## Exercise aim
Quote all of the data below exactly, please.

— START —

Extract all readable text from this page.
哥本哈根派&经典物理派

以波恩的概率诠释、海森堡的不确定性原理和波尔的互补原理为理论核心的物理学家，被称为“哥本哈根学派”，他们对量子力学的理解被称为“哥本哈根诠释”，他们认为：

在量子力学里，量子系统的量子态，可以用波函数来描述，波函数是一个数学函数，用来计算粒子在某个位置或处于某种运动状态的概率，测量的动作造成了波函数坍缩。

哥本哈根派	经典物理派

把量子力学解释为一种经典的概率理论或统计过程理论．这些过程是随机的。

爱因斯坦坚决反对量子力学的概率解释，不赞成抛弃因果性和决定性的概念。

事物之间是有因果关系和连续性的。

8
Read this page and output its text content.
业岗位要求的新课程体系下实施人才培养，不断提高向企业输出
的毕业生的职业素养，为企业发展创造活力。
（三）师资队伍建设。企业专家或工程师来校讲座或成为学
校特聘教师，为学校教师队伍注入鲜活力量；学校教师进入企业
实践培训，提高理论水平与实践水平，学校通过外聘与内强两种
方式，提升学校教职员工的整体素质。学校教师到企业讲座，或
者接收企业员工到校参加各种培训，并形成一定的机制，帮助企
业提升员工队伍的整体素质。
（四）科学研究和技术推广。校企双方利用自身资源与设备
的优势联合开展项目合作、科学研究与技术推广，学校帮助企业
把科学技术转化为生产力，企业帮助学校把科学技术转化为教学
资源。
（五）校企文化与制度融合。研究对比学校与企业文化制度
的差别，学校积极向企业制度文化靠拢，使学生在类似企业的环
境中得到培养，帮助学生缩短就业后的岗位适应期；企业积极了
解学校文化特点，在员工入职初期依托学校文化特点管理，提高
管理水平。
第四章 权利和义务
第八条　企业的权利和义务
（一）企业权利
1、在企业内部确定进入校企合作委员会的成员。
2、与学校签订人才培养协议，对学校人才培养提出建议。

— END —

## Written solution
Extract all readable text from this page.
哥本哈根派&经典物理派

以波恩的概率诠释、海森堡的不确定性原理和波尔的互补原理为理论核心的物理学家，被称为“哥本哈根学派”，他们对量子力学的理解被称为“哥本哈根诠释”，他们认为：

在量子力学里，量子系统的量子态，可以用波函数来描述，波函数是一个数学函数，用来计算粒子在某个位置或处于某种运动状态的概率，测量的动作造成了波函数坍缩。

哥本哈根派	经典物理派

把量子力学解释为一种经典的概率理论或统计过程理论．这些过程是随机的。

爱因斯坦坚决反对量子力学的概率解释，不赞成抛弃因果性和决定性的概念。

事物之间是有因果关系和连续性的。

8
Read this page and output its text content.
业岗位要求的新课程体系下实施人才培养，不断提高向企业输出
的毕业生的职业素养，为企业发展创造活力。
（三）师资队伍建设。企业专家或工程师来校讲座或成为学
校特聘教师，为学校教师队伍注入鲜活力量；学校教师进入企业
实践培训，提高理论水平与实践水平，学校通过外聘与内强两种
方式，提升学校教职员工的整体素质。学校教师到企业讲座，或
者接收企业员工到校参加各种培训，并形成一定的机制，帮助企
业提升员工队伍的整体素质。
（四）科学研究和技术推广。校企双方利用自身资源与设备
的优势联合开展项目合作、科学研究与技术推广，学校帮助企业
把科学技术转化为生产力，企业帮助学校把科学技术转化为教学
资源。
（五）校企文化与制度融合。研究对比学校与企业文化制度
的差别，学校积极向企业制度文化靠拢，使学生在类似企业的环
境中得到培养，帮助学生缩短就业后的岗位适应期；企业积极了
解学校文化特点，在员工入职初期依托学校文化特点管理，提高
管理水平。
第四章 权利和义务
第八条　企业的权利和义务
（一）企业权利
1、在企业内部确定进入校企合作委员会的成员。
2、与学校签订人才培养协议，对学校人才培养提出建议。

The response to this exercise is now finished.